■ EXERCISE:
Return each line of the material verbatim.

***** RECORDS FOR THE TASK

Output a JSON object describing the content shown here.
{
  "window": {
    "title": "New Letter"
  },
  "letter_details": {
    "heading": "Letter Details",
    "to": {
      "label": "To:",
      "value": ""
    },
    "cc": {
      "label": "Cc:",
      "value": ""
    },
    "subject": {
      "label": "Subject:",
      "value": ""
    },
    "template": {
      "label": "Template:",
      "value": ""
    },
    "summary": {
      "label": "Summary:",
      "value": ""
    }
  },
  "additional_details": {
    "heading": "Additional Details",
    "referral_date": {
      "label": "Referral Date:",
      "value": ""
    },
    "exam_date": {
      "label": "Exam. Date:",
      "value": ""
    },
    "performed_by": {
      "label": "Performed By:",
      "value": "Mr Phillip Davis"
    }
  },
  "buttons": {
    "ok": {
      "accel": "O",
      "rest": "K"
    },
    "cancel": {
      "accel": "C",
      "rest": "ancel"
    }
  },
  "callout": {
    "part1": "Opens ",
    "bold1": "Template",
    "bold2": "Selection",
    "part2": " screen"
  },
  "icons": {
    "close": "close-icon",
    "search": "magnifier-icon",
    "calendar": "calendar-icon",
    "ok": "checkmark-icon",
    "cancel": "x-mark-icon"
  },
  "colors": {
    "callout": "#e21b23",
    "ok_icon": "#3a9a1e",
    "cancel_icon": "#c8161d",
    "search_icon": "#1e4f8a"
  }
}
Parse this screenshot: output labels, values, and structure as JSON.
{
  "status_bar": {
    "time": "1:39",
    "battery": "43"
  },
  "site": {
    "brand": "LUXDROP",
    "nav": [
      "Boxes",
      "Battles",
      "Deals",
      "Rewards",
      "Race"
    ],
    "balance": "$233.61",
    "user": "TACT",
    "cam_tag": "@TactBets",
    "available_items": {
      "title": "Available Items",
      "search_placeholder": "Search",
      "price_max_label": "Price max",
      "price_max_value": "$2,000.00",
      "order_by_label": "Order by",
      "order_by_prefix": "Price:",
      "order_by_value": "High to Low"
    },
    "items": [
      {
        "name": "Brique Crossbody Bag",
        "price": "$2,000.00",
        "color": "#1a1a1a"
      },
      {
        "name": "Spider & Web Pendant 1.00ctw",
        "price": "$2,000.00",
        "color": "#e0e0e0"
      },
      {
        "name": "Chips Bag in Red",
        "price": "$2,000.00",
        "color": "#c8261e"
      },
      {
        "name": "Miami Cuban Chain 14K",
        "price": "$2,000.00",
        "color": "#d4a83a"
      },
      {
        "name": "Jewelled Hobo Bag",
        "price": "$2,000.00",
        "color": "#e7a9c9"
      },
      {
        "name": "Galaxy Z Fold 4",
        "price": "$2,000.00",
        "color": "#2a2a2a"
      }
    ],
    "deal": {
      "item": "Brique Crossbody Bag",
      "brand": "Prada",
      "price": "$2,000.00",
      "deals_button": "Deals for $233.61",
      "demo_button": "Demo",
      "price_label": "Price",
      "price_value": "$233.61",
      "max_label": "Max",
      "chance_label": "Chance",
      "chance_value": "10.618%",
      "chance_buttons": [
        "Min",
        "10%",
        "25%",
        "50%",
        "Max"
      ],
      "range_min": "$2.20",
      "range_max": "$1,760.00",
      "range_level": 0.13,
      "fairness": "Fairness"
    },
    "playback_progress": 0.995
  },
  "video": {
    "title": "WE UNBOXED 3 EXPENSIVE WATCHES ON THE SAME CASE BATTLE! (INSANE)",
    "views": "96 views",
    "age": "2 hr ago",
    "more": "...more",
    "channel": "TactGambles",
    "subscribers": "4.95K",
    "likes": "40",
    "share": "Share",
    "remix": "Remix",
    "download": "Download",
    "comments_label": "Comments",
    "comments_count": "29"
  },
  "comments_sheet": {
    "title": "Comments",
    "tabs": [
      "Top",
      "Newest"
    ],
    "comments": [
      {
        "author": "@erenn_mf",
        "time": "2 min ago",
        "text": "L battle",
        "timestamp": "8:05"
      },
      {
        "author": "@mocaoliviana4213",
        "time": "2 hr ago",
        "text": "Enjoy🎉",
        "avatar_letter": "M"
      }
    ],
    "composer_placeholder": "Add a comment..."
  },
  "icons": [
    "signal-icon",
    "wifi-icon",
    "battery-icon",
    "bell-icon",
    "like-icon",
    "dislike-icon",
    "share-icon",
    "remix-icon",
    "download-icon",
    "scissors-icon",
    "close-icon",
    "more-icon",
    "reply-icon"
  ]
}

**********

■ RESULT OF THIS EXERCISE:
Output a JSON object describing the content shown here.
{
  "window": {
    "title": "New Letter"
  },
  "letter_details": {
    "heading": "Letter Details",
    "to": {
      "label": "To:",
      "value": ""
    },
    "cc": {
      "label": "Cc:",
      "value": ""
    },
    "subject": {
      "label": "Subject:",
      "value": ""
    },
    "template": {
      "label": "Template:",
      "value": ""
    },
    "summary": {
      "label": "Summary:",
      "value": ""
    }
  },
  "additional_details": {
    "heading": "Additional Details",
    "referral_date": {
      "label": "Referral Date:",
      "value": ""
    },
    "exam_date": {
      "label": "Exam. Date:",
      "value": ""
    },
    "performed_by": {
      "label": "Performed By:",
      "value": "Mr Phillip Davis"
    }
  },
  "buttons": {
    "ok": {
      "accel": "O",
      "rest": "K"
    },
    "cancel": {
      "accel": "C",
      "rest": "ancel"
    }
  },
  "callout": {
    "part1": "Opens ",
    "bold1": "Template",
    "bold2": "Selection",
    "part2": " screen"
  },
  "icons": {
    "close": "close-icon",
    "search": "magnifier-icon",
    "calendar": "calendar-icon",
    "ok": "checkmark-icon",
    "cancel": "x-mark-icon"
  },
  "colors": {
    "callout": "#e21b23",
    "ok_icon": "#3a9a1e",
    "cancel_icon": "#c8161d",
    "search_icon": "#1e4f8a"
  }
}
Parse this screenshot: output labels, values, and structure as JSON.
{
  "status_bar": {
    "time": "1:39",
    "battery": "43"
  },
  "site": {
    "brand": "LUXDROP",
    "nav": [
      "Boxes",
      "Battles",
      "Deals",
      "Rewards",
      "Race"
    ],
    "balance": "$233.61",
    "user": "TACT",
    "cam_tag": "@TactBets",
    "available_items": {
      "title": "Available Items",
      "search_placeholder": "Search",
      "price_max_label": "Price max",
      "price_max_value": "$2,000.00",
      "order_by_label": "Order by",
      "order_by_prefix": "Price:",
      "order_by_value": "High to Low"
    },
    "items": [
      {
        "name": "Brique Crossbody Bag",
        "price": "$2,000.00",
        "color": "#1a1a1a"
      },
      {
        "name": "Spider & Web Pendant 1.00ctw",
        "price": "$2,000.00",
        "color": "#e0e0e0"
      },
      {
        "name": "Chips Bag in Red",
        "price": "$2,000.00",
        "color": "#c8261e"
      },
      {
        "name": "Miami Cuban Chain 14K",
        "price": "$2,000.00",
        "color": "#d4a83a"
      },
      {
        "name": "Jewelled Hobo Bag",
        "price": "$2,000.00",
        "color": "#e7a9c9"
      },
      {
        "name": "Galaxy Z Fold 4",
        "price": "$2,000.00",
        "color": "#2a2a2a"
      }
    ],
    "deal": {
      "item": "Brique Crossbody Bag",
      "brand": "Prada",
      "price": "$2,000.00",
      "deals_button": "Deals for $233.61",
      "demo_button": "Demo",
      "price_label": "Price",
      "price_value": "$233.61",
      "max_label": "Max",
      "chance_label": "Chance",
      "chance_value": "10.618%",
      "chance_buttons": [
        "Min",
        "10%",
        "25%",
        "50%",
        "Max"
      ],
      "range_min": "$2.20",
      "range_max": "$1,760.00",
      "range_level": 0.13,
      "fairness": "Fairness"
    },
    "playback_progress": 0.995
  },
  "video": {
    "title": "WE UNBOXED 3 EXPENSIVE WATCHES ON THE SAME CASE BATTLE! (INSANE)",
    "views": "96 views",
    "age": "2 hr ago",
    "more": "...more",
    "channel": "TactGambles",
    "subscribers": "4.95K",
    "likes": "40",
    "share": "Share",
    "remix": "Remix",
    "download": "Download",
    "comments_label": "Comments",
    "comments_count": "29"
  },
  "comments_sheet": {
    "title": "Comments",
    "tabs": [
      "Top",
      "Newest"
    ],
    "comments": [
      {
        "author": "@erenn_mf",
        "time": "2 min ago",
        "text": "L battle",
        "timestamp": "8:05"
      },
      {
        "author": "@mocaoliviana4213",
        "time": "2 hr ago",
        "text": "Enjoy🎉",
        "avatar_letter": "M"
      }
    ],
    "composer_placeholder": "Add a comment..."
  },
  "icons": [
    "signal-icon",
    "wifi-icon",
    "battery-icon",
    "bell-icon",
    "like-icon",
    "dislike-icon",
    "share-icon",
    "remix-icon",
    "download-icon",
    "scissors-icon",
    "close-icon",
    "more-icon",
    "reply-icon"
  ]
}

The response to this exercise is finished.